REQUIRED TASK →
Show all lines holding "kind".

GIVEN DATA →
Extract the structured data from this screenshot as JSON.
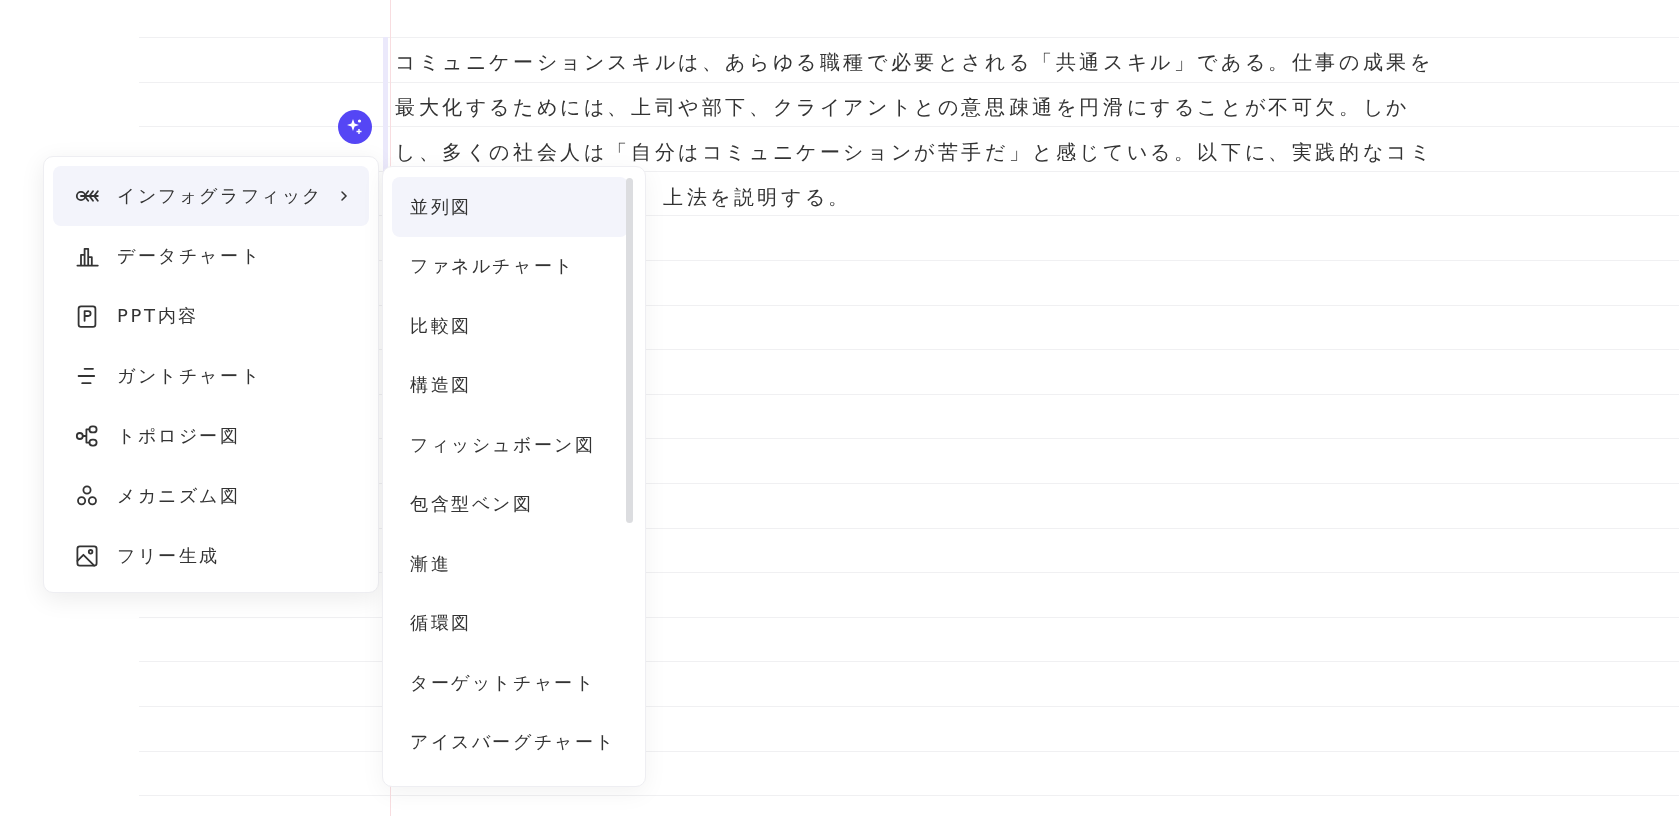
{
  "paragraph": {
    "lines": [
      "コミュニケーションスキルは、あらゆる職種で必要とされる「共通スキル」である。仕事の成果を",
      "最大化するためには、上司や部下、クライアントとの意思疎通を円滑にすることが不可欠。しか",
      "し、多くの社会人は「自分はコミュニケーションが苦手だ」と感じている。以下に、実践的なコミ"
    ],
    "visible_tail": "上法を説明する。"
  },
  "menu": {
    "items": [
      {
        "label": "インフォグラフィック",
        "kind": "fishbone",
        "selected": true,
        "submenu": true
      },
      {
        "label": "データチャート",
        "kind": "bars",
        "selected": false,
        "submenu": false
      },
      {
        "label": "PPT内容",
        "kind": "document",
        "selected": false,
        "submenu": false
      },
      {
        "label": "ガントチャート",
        "kind": "gantt",
        "selected": false,
        "submenu": false
      },
      {
        "label": "トポロジー図",
        "kind": "topology",
        "selected": false,
        "submenu": false
      },
      {
        "label": "メカニズム図",
        "kind": "circles",
        "selected": false,
        "submenu": false
      },
      {
        "label": "フリー生成",
        "kind": "image",
        "selected": false,
        "submenu": false
      }
    ]
  },
  "submenu": {
    "items": [
      {
        "label": "並列図",
        "selected": true
      },
      {
        "label": "ファネルチャート",
        "selected": false
      },
      {
        "label": "比較図",
        "selected": false
      },
      {
        "label": "構造図",
        "selected": false
      },
      {
        "label": "フィッシュボーン図",
        "selected": false
      },
      {
        "label": "包含型ベン図",
        "selected": false
      },
      {
        "label": "漸進",
        "selected": false
      },
      {
        "label": "循環図",
        "selected": false
      },
      {
        "label": "ターゲットチャート",
        "selected": false
      },
      {
        "label": "アイスバーグチャート",
        "selected": false
      }
    ]
  }
}
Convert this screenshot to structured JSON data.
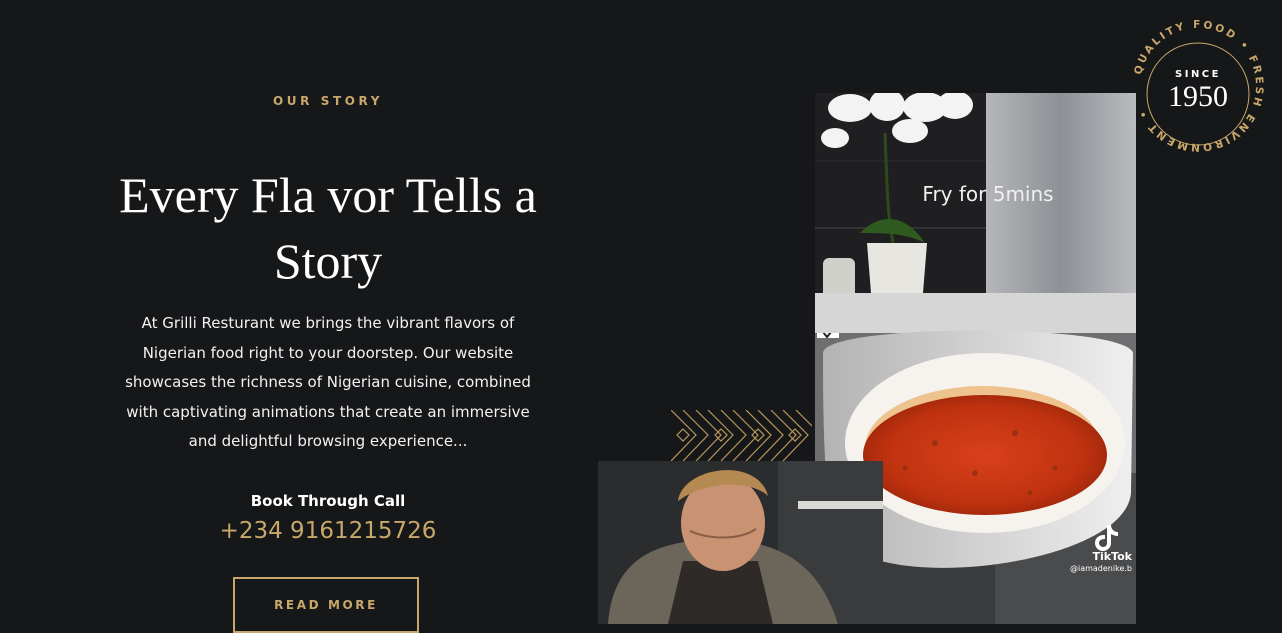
{
  "story": {
    "eyebrow": "OUR STORY",
    "heading": "Every Fla vor Tells a Story",
    "description": "At Grilli Resturant we brings the vibrant flavors of Nigerian food right to your doorstep. Our website showcases the richness of Nigerian cuisine, combined with captivating animations that create an immersive and delightful browsing experience...",
    "book_label": "Book Through Call",
    "phone": "+234 9161215726",
    "cta_label": "READ MORE"
  },
  "food_photo": {
    "caption": "Fry for 5mins",
    "watermark_brand": "TikTok",
    "watermark_handle": "@iamadenike.b",
    "icon": "tiktok-icon"
  },
  "chef_photo": {
    "icon": "chef-photo"
  },
  "seal": {
    "ring_text": "QUALITY FOOD • FRESH ENVIRONMENT •",
    "since_label": "SINCE",
    "year": "1950"
  },
  "colors": {
    "background": "#161719",
    "accent_gold": "#c8a86a",
    "text": "#ffffff"
  }
}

FINISHED ANSWER →
        "kind": "fishbone",
        "kind": "bars",
        "kind": "document",
        "kind": "gantt",
        "kind": "topology",
        "kind": "circles",
        "kind": "image",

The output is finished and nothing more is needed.